**** Records for this task ****

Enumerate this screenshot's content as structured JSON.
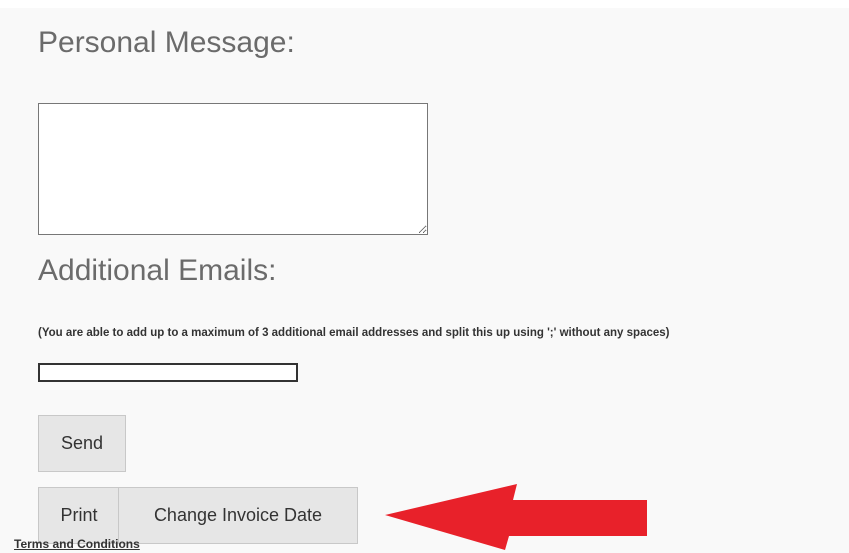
{
  "personal_message": {
    "heading": "Personal Message:",
    "value": ""
  },
  "additional_emails": {
    "heading": "Additional Emails:",
    "hint": "(You are able to add up to a maximum of 3 additional email addresses and split this up using ';' without any spaces)",
    "value": ""
  },
  "buttons": {
    "send": "Send",
    "print": "Print",
    "change_invoice_date": "Change Invoice Date"
  },
  "footer": {
    "terms_link": "Terms and Conditions"
  },
  "colors": {
    "arrow": "#e8212a",
    "heading": "#6b6b6b",
    "button_bg": "#e6e6e6"
  },
  "icons": {
    "annotation": "red-arrow-left-icon"
  }
}
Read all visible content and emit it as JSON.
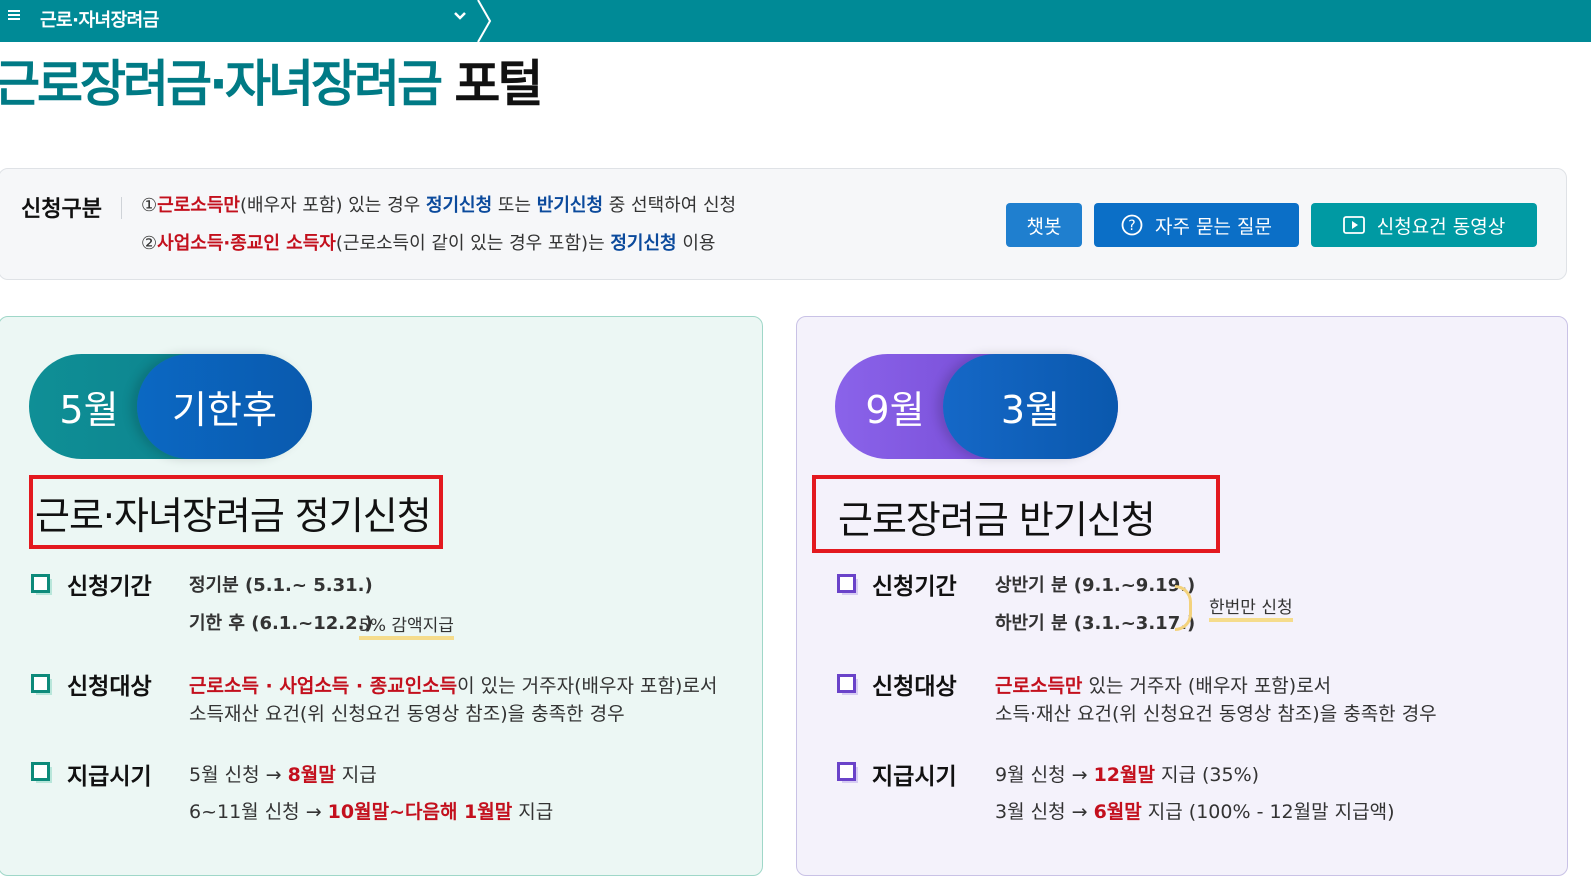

****

Work to be completed>
Transcribe the material as is, with images omitted.

Solution for this problem>
Enumerate this screenshot's content as structured JSON.
{
  "personal_message": {
    "heading": "Personal Message:",
    "value": ""
  },
  "additional_emails": {
    "heading": "Additional Emails:",
    "hint": "(You are able to add up to a maximum of 3 additional email addresses and split this up using ';' without any spaces)",
    "value": ""
  },
  "buttons": {
    "send": "Send",
    "print": "Print",
    "change_invoice_date": "Change Invoice Date"
  },
  "footer": {
    "terms_link": "Terms and Conditions"
  },
  "colors": {
    "arrow": "#e8212a",
    "heading": "#6b6b6b",
    "button_bg": "#e6e6e6"
  },
  "icons": {
    "annotation": "red-arrow-left-icon"
  }
}
Read all visible content and emit it as JSON.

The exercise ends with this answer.